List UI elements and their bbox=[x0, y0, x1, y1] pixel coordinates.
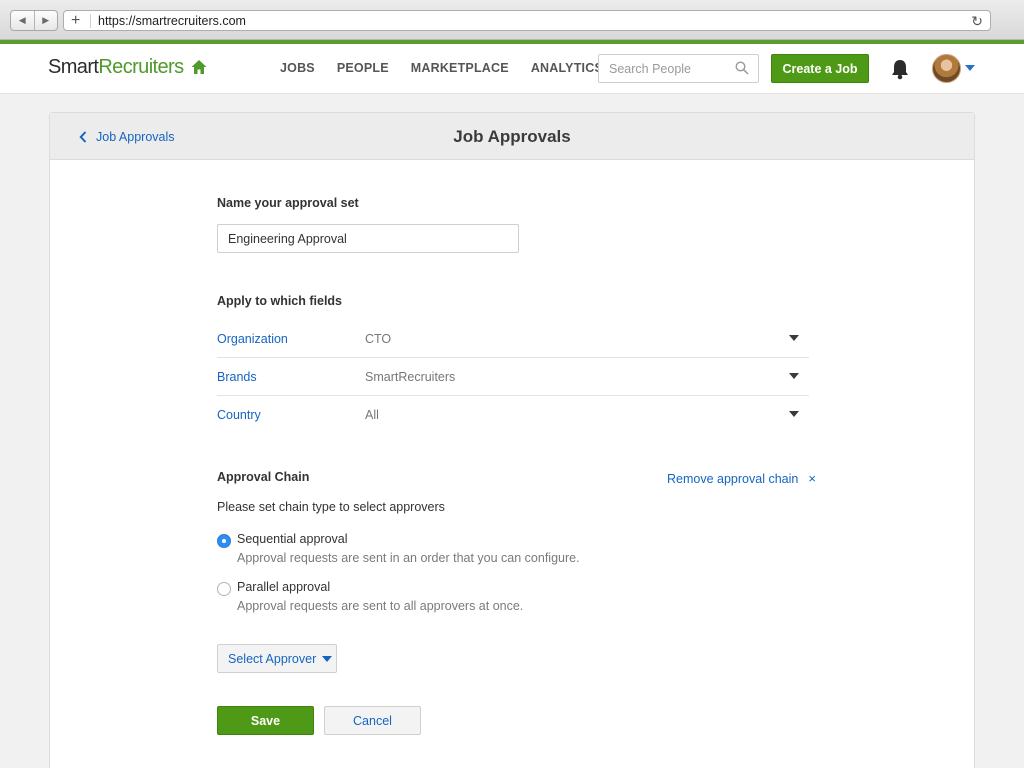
smartrecruiters-logo[interactable]: SmartRecruiters bbox=[48, 56, 184, 79]
new-tab-icon[interactable]: + bbox=[71, 12, 80, 30]
nav-people[interactable]: PEOPLE bbox=[337, 61, 389, 75]
apply-fields-label: Apply to which fields bbox=[217, 294, 343, 308]
nav-jobs[interactable]: JOBS bbox=[280, 61, 315, 75]
field-value-brands: SmartRecruiters bbox=[365, 370, 456, 384]
approval-chain-label: Approval Chain bbox=[217, 470, 310, 484]
logo-text-smart: Smart bbox=[48, 56, 99, 78]
card-header: Job Approvals Job Approvals bbox=[50, 113, 974, 160]
address-divider bbox=[90, 14, 91, 28]
search-icon[interactable] bbox=[735, 61, 749, 75]
browser-toolbar: ◀ ▶ + https://smartrecruiters.com ↻ bbox=[0, 0, 1024, 40]
chain-type-hint: Please set chain type to select approver… bbox=[217, 500, 445, 514]
forward-arrow-icon[interactable]: ▶ bbox=[35, 11, 58, 30]
parallel-approval-label[interactable]: Parallel approval bbox=[237, 580, 330, 594]
chevron-down-icon[interactable] bbox=[965, 65, 975, 71]
parallel-approval-description: Approval requests are sent to all approv… bbox=[237, 599, 524, 613]
field-name-brands: Brands bbox=[217, 370, 257, 384]
chevron-down-icon bbox=[322, 655, 333, 662]
field-row-brands[interactable]: Brands SmartRecruiters bbox=[217, 358, 809, 396]
select-approver-dropdown[interactable]: Select Approver bbox=[217, 644, 337, 673]
create-job-button[interactable]: Create a Job bbox=[771, 54, 869, 83]
sequential-approval-radio[interactable] bbox=[217, 534, 231, 548]
field-name-country: Country bbox=[217, 408, 261, 422]
dropdown-caret-icon[interactable] bbox=[789, 373, 799, 379]
browser-nav-buttons: ◀ ▶ bbox=[10, 10, 58, 31]
remove-approval-chain-label: Remove approval chain bbox=[667, 471, 799, 486]
home-icon[interactable] bbox=[190, 58, 208, 76]
user-avatar[interactable] bbox=[932, 54, 961, 83]
search-input[interactable] bbox=[599, 55, 724, 82]
address-bar[interactable]: + https://smartrecruiters.com ↻ bbox=[63, 10, 991, 31]
field-name-organization: Organization bbox=[217, 332, 288, 346]
sequential-approval-description: Approval requests are sent in an order t… bbox=[237, 551, 580, 565]
page-title: Job Approvals bbox=[453, 127, 571, 146]
reload-icon[interactable]: ↻ bbox=[971, 12, 983, 30]
close-icon[interactable]: × bbox=[808, 471, 816, 486]
field-row-country[interactable]: Country All bbox=[217, 396, 809, 434]
dropdown-caret-icon[interactable] bbox=[789, 411, 799, 417]
remove-approval-chain-link[interactable]: Remove approval chain × bbox=[667, 471, 816, 486]
app-header: SmartRecruiters JOBS PEOPLE MARKETPLACE … bbox=[0, 44, 1024, 94]
save-button[interactable]: Save bbox=[217, 706, 314, 735]
nav-marketplace[interactable]: MARKETPLACE bbox=[411, 61, 509, 75]
back-arrow-icon[interactable]: ◀ bbox=[11, 11, 35, 30]
notifications-bell-icon[interactable] bbox=[890, 58, 910, 80]
field-value-organization: CTO bbox=[365, 332, 392, 346]
dropdown-caret-icon[interactable] bbox=[789, 335, 799, 341]
logo-text-recruiters: Recruiters bbox=[98, 56, 184, 78]
parallel-approval-radio[interactable] bbox=[217, 582, 231, 596]
field-row-organization[interactable]: Organization CTO bbox=[217, 320, 809, 358]
field-value-country: All bbox=[365, 408, 379, 422]
nav-analytics[interactable]: ANALYTICS bbox=[531, 61, 603, 75]
select-approver-label: Select Approver bbox=[228, 651, 317, 666]
approval-set-name-input[interactable] bbox=[217, 224, 519, 253]
main-nav: JOBS PEOPLE MARKETPLACE ANALYTICS bbox=[280, 61, 625, 75]
url-text[interactable]: https://smartrecruiters.com bbox=[98, 14, 246, 28]
sequential-approval-label[interactable]: Sequential approval bbox=[237, 532, 348, 546]
search-box bbox=[598, 54, 759, 83]
approval-set-name-label: Name your approval set bbox=[217, 196, 359, 210]
cancel-button[interactable]: Cancel bbox=[324, 706, 421, 735]
job-approvals-card: Job Approvals Job Approvals Name your ap… bbox=[49, 112, 975, 768]
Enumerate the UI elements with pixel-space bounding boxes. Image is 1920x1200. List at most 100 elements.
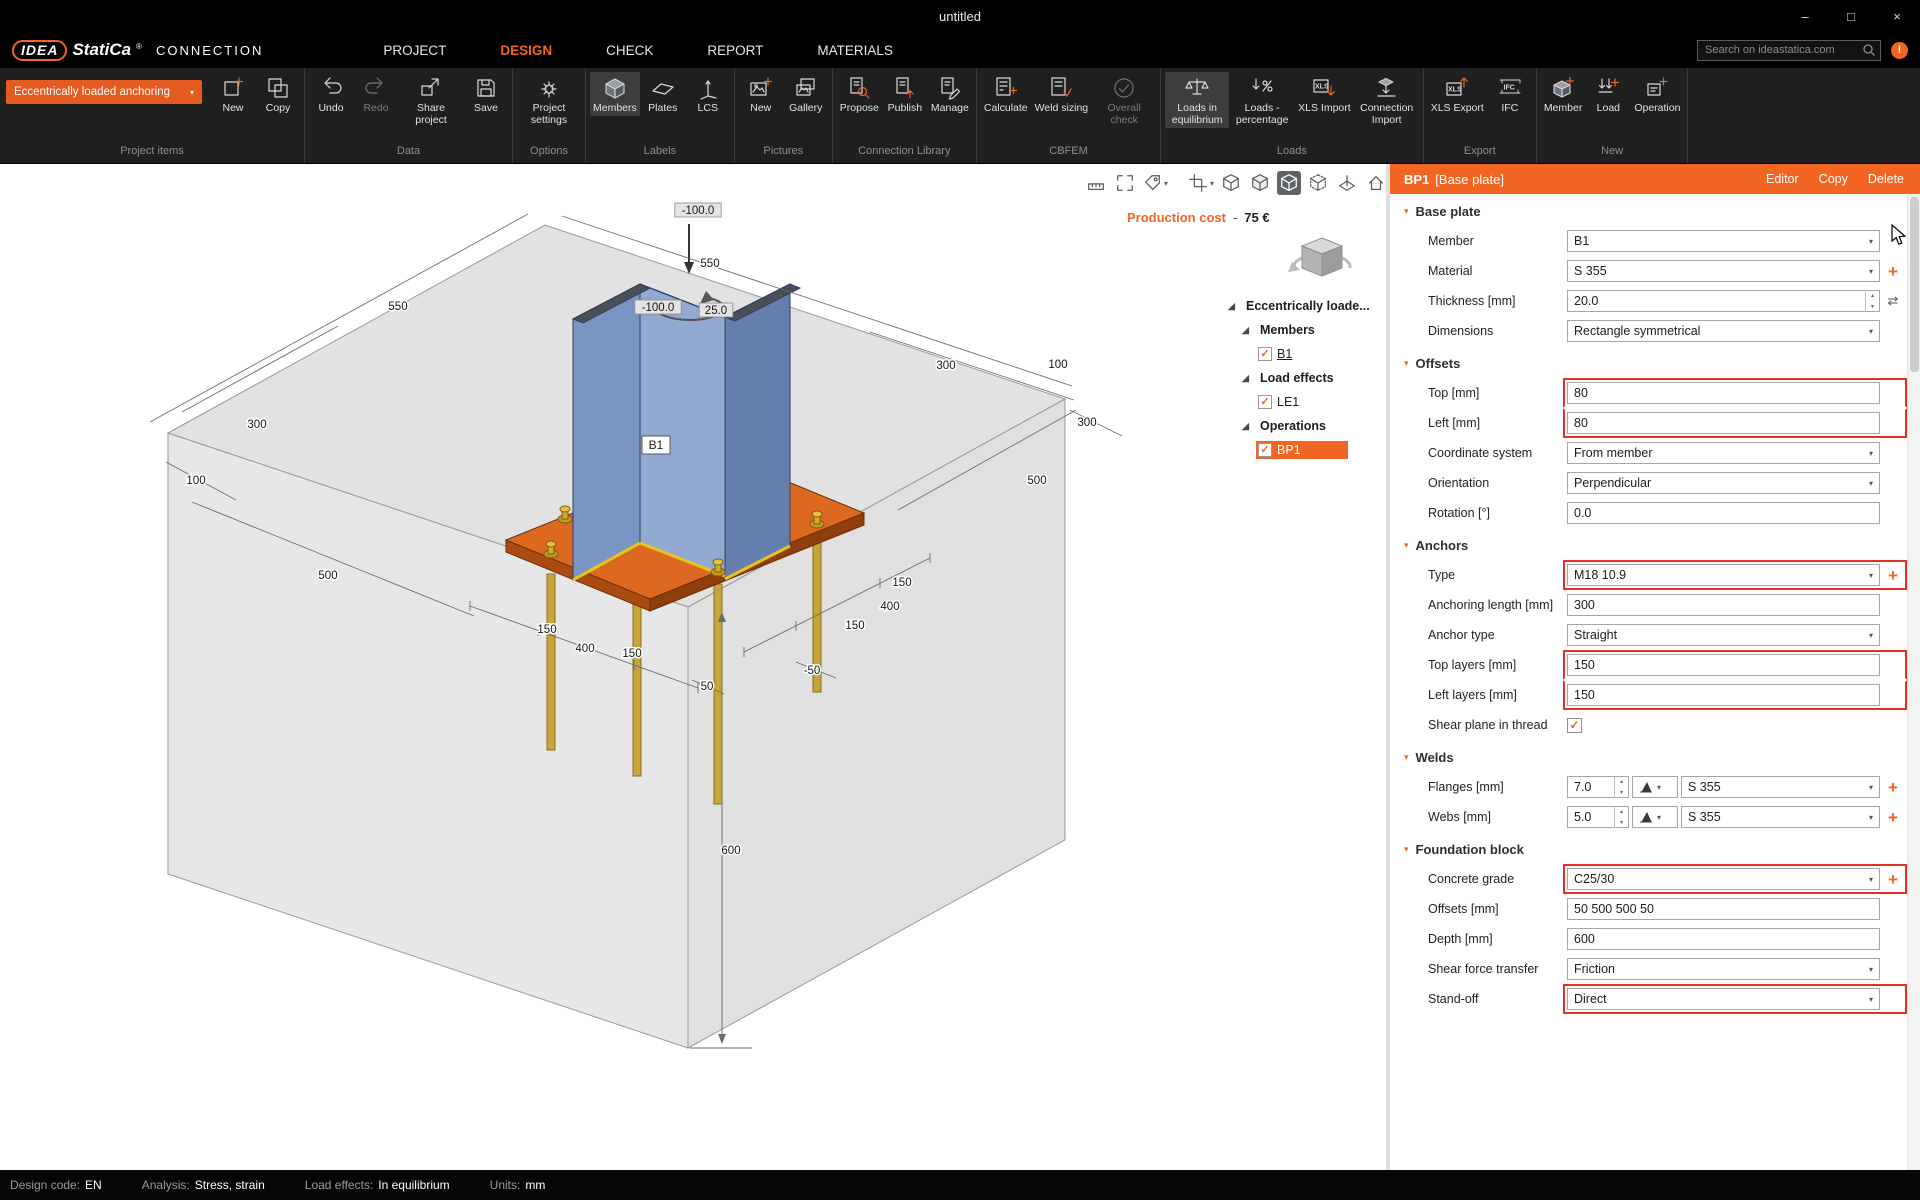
dropdown-select[interactable]: Perpendicular▾: [1567, 472, 1880, 494]
tree-item-members[interactable]: ◢Members: [1228, 318, 1380, 342]
tree-checkbox[interactable]: ✓: [1258, 395, 1272, 409]
ribbon-button-project-settings[interactable]: Project settings: [517, 72, 581, 128]
ribbon-button-members[interactable]: Members: [590, 72, 640, 116]
dropdown-select[interactable]: C25/30▾: [1567, 868, 1880, 890]
weld-type-dropdown[interactable]: ▾: [1632, 776, 1678, 798]
connection-preset-dropdown[interactable]: Eccentrically loaded anchoring▾: [6, 80, 202, 104]
text-input[interactable]: 80: [1567, 412, 1880, 434]
zoom-fit-button[interactable]: [1113, 171, 1137, 195]
menu-tab-design[interactable]: DESIGN: [500, 43, 552, 58]
shaded-view-button[interactable]: [1277, 171, 1301, 195]
section-header-foundation-block[interactable]: ▾Foundation block: [1390, 834, 1907, 864]
text-input[interactable]: 600: [1567, 928, 1880, 950]
menu-tab-project[interactable]: PROJECT: [383, 43, 446, 58]
spinner-up-icon[interactable]: ▴: [1866, 290, 1879, 301]
ribbon-button-publish[interactable]: Publish: [883, 72, 927, 116]
tree-item-bp1[interactable]: ✓BP1: [1228, 438, 1380, 462]
ribbon-button-save[interactable]: Save: [464, 72, 508, 116]
add-button[interactable]: +: [1888, 779, 1898, 796]
3d-viewport[interactable]: B1 -100.0550550-100.025.0300100300300100…: [0, 164, 1386, 1170]
collapse-chevron-icon[interactable]: ▾: [1404, 752, 1409, 763]
tree-expander-icon[interactable]: ◢: [1242, 373, 1253, 384]
tree-checkbox[interactable]: ✓: [1258, 443, 1272, 457]
checkbox-checked[interactable]: ✓: [1567, 718, 1582, 733]
spinner-buttons[interactable]: ▴▾: [1614, 776, 1628, 798]
text-input[interactable]: 0.0: [1567, 502, 1880, 524]
section-header-offsets[interactable]: ▾Offsets: [1390, 348, 1907, 378]
collapse-chevron-icon[interactable]: ▾: [1404, 844, 1409, 855]
ribbon-button-weld-sizing[interactable]: Weld sizing: [1032, 72, 1092, 116]
tree-item-b1[interactable]: ✓B1: [1228, 342, 1380, 366]
spinner-up-icon[interactable]: ▴: [1615, 776, 1628, 787]
ribbon-button-plates[interactable]: Plates: [641, 72, 685, 116]
tree-item-eccentrically-loade[interactable]: ◢Eccentrically loade...: [1228, 294, 1380, 318]
text-input[interactable]: 150: [1567, 684, 1880, 706]
dropdown-select[interactable]: Friction▾: [1567, 958, 1880, 980]
navigation-cube[interactable]: [1284, 222, 1360, 299]
tree-expander-icon[interactable]: ◢: [1242, 325, 1253, 336]
ribbon-button-gallery[interactable]: Gallery: [784, 72, 828, 116]
close-button[interactable]: ×: [1874, 0, 1920, 32]
ribbon-button-ifc[interactable]: IFCIFC: [1488, 72, 1532, 116]
add-button[interactable]: +: [1888, 809, 1898, 826]
maximize-button[interactable]: □: [1828, 0, 1874, 32]
member-tag[interactable]: B1: [642, 436, 670, 454]
section-header-welds[interactable]: ▾Welds: [1390, 742, 1907, 772]
ribbon-button-propose[interactable]: Propose: [837, 72, 882, 116]
text-input[interactable]: 80: [1567, 382, 1880, 404]
menu-tab-check[interactable]: CHECK: [606, 43, 653, 58]
text-input[interactable]: 50 500 500 50: [1567, 898, 1880, 920]
dropdown-select[interactable]: Straight▾: [1567, 624, 1880, 646]
weld-type-dropdown[interactable]: ▾: [1632, 806, 1678, 828]
add-button[interactable]: +: [1888, 871, 1898, 888]
tree-checkbox[interactable]: ✓: [1258, 347, 1272, 361]
number-spinner[interactable]: 5.0▴▾: [1567, 806, 1629, 828]
spinner-down-icon[interactable]: ▾: [1615, 817, 1628, 828]
spinner-down-icon[interactable]: ▾: [1866, 301, 1879, 312]
ribbon-button-share-project[interactable]: Share project: [399, 72, 463, 128]
spinner-down-icon[interactable]: ▾: [1615, 787, 1628, 798]
ribbon-button-undo[interactable]: Undo: [309, 72, 353, 116]
ribbon-button-new[interactable]: New: [211, 72, 255, 116]
labels-dropdown-button[interactable]: ▾: [1142, 171, 1168, 195]
dropdown-select[interactable]: S 355▾: [1681, 806, 1880, 828]
number-spinner[interactable]: 20.0▴▾: [1567, 290, 1880, 312]
home-view-button[interactable]: [1364, 171, 1386, 195]
wireframe-view-button[interactable]: [1219, 171, 1243, 195]
ribbon-button-loads-in-equilibrium[interactable]: Loads in equilibrium: [1165, 72, 1229, 128]
workplane-button[interactable]: [1335, 171, 1359, 195]
3d-scene-canvas[interactable]: B1 -100.0550550-100.025.0300100300300100…: [0, 164, 1386, 1170]
collapse-chevron-icon[interactable]: ▾: [1404, 206, 1409, 217]
dropdown-select[interactable]: M18 10.9▾: [1567, 564, 1880, 586]
header-action-delete[interactable]: Delete: [1868, 172, 1904, 186]
dimensions-toggle-button[interactable]: [1084, 171, 1108, 195]
tree-item-le1[interactable]: ✓LE1: [1228, 390, 1380, 414]
ribbon-button-calculate[interactable]: Calculate: [981, 72, 1031, 116]
clipping-dropdown-button[interactable]: ▾: [1188, 171, 1214, 195]
ribbon-button-operation[interactable]: Operation: [1631, 72, 1683, 116]
spinner-up-icon[interactable]: ▴: [1615, 806, 1628, 817]
scrollbar-thumb[interactable]: [1910, 197, 1919, 372]
tree-expander-icon[interactable]: ◢: [1242, 421, 1253, 432]
spinner-buttons[interactable]: ▴▾: [1614, 806, 1628, 828]
ribbon-button-load[interactable]: Load: [1586, 72, 1630, 116]
transparent-view-button[interactable]: [1306, 171, 1330, 195]
hidden-line-view-button[interactable]: [1248, 171, 1272, 195]
collapse-chevron-icon[interactable]: ▾: [1404, 540, 1409, 551]
ribbon-button-lcs[interactable]: LCS: [686, 72, 730, 116]
ribbon-button-loads-percentage[interactable]: Loads - percentage: [1230, 72, 1294, 128]
ribbon-button-manage[interactable]: Manage: [928, 72, 972, 116]
swap-direction-button[interactable]: ⇄: [1888, 293, 1899, 309]
number-spinner[interactable]: 7.0▴▾: [1567, 776, 1629, 798]
dropdown-select[interactable]: S 355▾: [1567, 260, 1880, 282]
tree-item-operations[interactable]: ◢Operations: [1228, 414, 1380, 438]
ribbon-button-member[interactable]: Member: [1541, 72, 1586, 116]
info-icon[interactable]: !: [1891, 42, 1908, 59]
add-button[interactable]: +: [1888, 567, 1898, 584]
column-member[interactable]: [573, 284, 800, 580]
header-action-copy[interactable]: Copy: [1819, 172, 1848, 186]
dropdown-select[interactable]: From member▾: [1567, 442, 1880, 464]
section-header-base-plate[interactable]: ▾Base plate: [1390, 196, 1907, 226]
ribbon-button-new[interactable]: New: [739, 72, 783, 116]
dropdown-select[interactable]: Direct▾: [1567, 988, 1880, 1010]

# REQUIREMENT
Reproduce the lines from the line with "472, 1880, 494]" up to and including the line with "menu-tab-project[interactable]: PROJECT: [383, 43, 446, 58]", renaming "Perpendicular" to "Parallel" and keeping everything else unchanged.

# WORKED SOLUTION
dropdown-select[interactable]: Parallel▾: [1567, 472, 1880, 494]
tree-item-members[interactable]: ◢Members: [1228, 318, 1380, 342]
tree-checkbox[interactable]: ✓: [1258, 395, 1272, 409]
ribbon-button-project-settings[interactable]: Project settings: [517, 72, 581, 128]
ribbon-button-members[interactable]: Members: [590, 72, 640, 116]
dropdown-select[interactable]: C25/30▾: [1567, 868, 1880, 890]
weld-type-dropdown[interactable]: ▾: [1632, 776, 1678, 798]
connection-preset-dropdown[interactable]: Eccentrically loaded anchoring▾: [6, 80, 202, 104]
text-input[interactable]: 80: [1567, 412, 1880, 434]
zoom-fit-button[interactable]: [1113, 171, 1137, 195]
menu-tab-design[interactable]: DESIGN: [500, 43, 552, 58]
shaded-view-button[interactable]: [1277, 171, 1301, 195]
section-header-foundation-block[interactable]: ▾Foundation block: [1390, 834, 1907, 864]
text-input[interactable]: 600: [1567, 928, 1880, 950]
menu-tab-project[interactable]: PROJECT: [383, 43, 446, 58]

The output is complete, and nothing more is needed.